▶ **Written exercise**:
Check the listing below for lines that hold "image". How many are there? Please give only the number.

++++ Dataset records ++++

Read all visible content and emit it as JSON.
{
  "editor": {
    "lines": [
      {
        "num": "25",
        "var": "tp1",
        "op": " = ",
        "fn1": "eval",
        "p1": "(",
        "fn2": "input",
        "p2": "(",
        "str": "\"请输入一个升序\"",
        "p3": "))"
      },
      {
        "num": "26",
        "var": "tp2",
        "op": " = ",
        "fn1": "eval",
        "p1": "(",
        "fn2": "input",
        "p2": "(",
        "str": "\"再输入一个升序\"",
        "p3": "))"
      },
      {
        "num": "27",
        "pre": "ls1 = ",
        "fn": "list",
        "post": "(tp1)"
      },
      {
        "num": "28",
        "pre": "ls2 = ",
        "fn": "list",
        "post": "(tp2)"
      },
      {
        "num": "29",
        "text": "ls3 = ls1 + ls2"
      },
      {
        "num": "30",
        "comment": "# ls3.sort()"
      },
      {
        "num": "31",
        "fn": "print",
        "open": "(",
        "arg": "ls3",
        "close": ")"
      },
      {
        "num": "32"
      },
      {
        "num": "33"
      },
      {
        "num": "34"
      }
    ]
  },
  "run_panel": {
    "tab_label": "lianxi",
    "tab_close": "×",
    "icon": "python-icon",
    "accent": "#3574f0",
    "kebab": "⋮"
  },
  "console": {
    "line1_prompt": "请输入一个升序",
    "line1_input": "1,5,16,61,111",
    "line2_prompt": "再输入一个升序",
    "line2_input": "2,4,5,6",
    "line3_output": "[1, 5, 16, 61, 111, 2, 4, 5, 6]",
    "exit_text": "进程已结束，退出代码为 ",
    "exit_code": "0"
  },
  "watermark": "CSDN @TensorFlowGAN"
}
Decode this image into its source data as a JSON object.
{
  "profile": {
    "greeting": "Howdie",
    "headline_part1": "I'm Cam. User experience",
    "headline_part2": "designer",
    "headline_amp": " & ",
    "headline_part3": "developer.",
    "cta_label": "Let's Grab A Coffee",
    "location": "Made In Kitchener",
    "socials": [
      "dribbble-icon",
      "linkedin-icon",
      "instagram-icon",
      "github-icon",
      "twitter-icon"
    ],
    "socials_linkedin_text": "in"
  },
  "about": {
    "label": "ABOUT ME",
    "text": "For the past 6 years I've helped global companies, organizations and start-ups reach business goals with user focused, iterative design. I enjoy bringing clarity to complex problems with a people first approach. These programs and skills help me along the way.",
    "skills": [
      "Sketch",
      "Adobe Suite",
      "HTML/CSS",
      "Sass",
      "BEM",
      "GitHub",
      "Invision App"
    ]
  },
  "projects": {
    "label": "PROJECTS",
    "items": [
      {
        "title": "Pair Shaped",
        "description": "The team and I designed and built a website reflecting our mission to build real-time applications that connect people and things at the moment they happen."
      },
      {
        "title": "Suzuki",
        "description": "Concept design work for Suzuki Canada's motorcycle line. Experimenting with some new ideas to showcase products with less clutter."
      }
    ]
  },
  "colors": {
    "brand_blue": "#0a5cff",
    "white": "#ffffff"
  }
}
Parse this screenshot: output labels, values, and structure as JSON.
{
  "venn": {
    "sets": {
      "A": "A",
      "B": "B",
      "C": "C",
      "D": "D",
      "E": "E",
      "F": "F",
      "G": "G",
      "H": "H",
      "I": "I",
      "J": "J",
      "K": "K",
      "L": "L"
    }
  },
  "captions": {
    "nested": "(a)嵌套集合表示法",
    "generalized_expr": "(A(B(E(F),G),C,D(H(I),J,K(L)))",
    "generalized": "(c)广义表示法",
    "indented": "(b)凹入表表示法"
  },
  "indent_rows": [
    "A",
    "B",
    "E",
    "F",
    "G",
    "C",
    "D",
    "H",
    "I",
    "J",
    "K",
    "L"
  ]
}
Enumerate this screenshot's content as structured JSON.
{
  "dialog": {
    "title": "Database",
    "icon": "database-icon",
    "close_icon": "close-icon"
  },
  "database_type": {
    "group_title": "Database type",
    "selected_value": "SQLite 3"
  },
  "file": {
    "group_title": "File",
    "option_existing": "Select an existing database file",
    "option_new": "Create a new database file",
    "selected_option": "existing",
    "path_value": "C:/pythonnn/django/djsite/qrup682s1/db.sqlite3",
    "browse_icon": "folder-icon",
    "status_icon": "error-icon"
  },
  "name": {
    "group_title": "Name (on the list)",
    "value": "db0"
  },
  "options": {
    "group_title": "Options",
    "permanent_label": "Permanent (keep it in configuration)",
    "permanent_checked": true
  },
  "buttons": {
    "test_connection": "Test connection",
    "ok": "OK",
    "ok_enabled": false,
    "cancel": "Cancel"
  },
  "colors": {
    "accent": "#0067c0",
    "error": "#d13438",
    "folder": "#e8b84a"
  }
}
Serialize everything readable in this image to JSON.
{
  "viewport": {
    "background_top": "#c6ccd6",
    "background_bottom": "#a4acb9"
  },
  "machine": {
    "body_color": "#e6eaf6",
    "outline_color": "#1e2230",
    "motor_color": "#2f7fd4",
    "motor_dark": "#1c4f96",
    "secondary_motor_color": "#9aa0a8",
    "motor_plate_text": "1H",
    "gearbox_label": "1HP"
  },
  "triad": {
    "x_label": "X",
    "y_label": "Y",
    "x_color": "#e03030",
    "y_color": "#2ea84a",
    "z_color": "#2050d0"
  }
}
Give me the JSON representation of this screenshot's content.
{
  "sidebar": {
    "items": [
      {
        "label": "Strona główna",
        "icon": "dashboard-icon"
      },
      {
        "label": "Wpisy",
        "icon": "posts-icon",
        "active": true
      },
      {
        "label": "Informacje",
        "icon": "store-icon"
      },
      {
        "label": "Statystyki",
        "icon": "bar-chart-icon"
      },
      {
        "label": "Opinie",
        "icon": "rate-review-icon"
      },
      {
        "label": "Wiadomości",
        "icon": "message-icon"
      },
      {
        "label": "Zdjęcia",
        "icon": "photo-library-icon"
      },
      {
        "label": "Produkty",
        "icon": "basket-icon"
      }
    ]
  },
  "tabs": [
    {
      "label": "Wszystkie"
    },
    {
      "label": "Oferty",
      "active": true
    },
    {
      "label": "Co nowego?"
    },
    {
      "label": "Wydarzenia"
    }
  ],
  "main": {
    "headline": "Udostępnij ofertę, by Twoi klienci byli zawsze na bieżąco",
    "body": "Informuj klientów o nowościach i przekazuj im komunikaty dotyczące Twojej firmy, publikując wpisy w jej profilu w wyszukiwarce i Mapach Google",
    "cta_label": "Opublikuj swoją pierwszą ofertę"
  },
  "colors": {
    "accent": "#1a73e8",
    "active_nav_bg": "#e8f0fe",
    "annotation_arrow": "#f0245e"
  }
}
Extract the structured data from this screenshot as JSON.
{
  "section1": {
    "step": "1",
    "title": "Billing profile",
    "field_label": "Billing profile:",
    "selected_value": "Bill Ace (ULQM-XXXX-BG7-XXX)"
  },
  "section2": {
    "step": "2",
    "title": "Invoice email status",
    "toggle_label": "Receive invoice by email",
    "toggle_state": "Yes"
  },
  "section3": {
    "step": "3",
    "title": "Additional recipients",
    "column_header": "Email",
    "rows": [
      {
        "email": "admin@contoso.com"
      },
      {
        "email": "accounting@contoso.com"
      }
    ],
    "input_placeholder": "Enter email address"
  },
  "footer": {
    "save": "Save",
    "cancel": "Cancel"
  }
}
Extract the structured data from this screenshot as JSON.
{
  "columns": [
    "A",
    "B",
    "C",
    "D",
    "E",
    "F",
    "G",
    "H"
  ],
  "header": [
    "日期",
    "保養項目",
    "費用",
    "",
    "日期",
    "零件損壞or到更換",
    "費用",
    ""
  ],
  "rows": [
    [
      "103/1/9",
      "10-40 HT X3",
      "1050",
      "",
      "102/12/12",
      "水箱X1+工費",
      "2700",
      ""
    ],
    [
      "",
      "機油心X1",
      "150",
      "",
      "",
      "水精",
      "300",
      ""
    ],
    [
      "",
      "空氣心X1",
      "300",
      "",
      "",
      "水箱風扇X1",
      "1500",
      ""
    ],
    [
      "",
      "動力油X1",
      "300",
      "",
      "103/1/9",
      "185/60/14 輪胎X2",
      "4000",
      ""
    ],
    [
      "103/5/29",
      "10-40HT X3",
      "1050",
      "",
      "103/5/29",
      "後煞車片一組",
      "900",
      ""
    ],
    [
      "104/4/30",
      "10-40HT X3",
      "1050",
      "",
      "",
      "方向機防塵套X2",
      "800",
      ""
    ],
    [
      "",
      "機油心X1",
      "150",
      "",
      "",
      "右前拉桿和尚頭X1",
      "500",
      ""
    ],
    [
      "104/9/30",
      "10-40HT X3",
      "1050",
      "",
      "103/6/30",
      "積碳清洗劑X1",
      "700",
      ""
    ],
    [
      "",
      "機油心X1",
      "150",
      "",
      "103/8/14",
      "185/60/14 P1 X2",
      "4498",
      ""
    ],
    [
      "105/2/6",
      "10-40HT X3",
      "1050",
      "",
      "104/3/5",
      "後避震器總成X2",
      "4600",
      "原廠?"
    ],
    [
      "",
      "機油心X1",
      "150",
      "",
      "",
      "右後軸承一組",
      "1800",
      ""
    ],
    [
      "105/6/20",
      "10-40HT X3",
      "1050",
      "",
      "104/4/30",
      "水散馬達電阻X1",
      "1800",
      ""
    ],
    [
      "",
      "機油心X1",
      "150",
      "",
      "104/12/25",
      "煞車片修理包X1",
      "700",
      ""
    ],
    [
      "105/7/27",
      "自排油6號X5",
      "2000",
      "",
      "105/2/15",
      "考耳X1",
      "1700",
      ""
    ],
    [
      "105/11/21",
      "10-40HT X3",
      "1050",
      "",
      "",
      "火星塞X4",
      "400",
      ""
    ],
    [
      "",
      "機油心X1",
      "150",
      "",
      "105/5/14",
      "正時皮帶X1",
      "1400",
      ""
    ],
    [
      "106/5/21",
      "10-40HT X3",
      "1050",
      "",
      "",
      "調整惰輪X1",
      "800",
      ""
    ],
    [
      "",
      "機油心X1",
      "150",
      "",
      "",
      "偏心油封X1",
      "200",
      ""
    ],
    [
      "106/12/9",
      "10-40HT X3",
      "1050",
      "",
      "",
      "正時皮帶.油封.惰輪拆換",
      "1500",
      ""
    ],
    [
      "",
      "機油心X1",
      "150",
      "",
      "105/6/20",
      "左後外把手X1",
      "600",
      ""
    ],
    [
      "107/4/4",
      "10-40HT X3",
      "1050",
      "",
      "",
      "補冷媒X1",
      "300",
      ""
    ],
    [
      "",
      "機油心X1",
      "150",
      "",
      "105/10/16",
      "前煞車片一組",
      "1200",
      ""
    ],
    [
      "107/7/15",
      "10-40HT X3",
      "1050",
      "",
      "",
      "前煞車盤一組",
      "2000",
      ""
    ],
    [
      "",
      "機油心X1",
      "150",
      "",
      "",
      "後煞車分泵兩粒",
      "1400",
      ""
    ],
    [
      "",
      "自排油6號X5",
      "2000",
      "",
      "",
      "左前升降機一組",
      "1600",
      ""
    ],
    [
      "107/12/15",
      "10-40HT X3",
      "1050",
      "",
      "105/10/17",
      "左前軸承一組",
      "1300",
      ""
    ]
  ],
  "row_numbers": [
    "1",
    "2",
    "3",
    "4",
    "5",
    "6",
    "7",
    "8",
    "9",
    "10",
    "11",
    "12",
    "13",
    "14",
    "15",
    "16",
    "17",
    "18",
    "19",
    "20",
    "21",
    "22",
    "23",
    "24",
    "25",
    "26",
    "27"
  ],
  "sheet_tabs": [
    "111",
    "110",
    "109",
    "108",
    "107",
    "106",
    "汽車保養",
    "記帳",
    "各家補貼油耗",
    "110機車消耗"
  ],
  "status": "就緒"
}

++++

▶ **Exercise response**:
2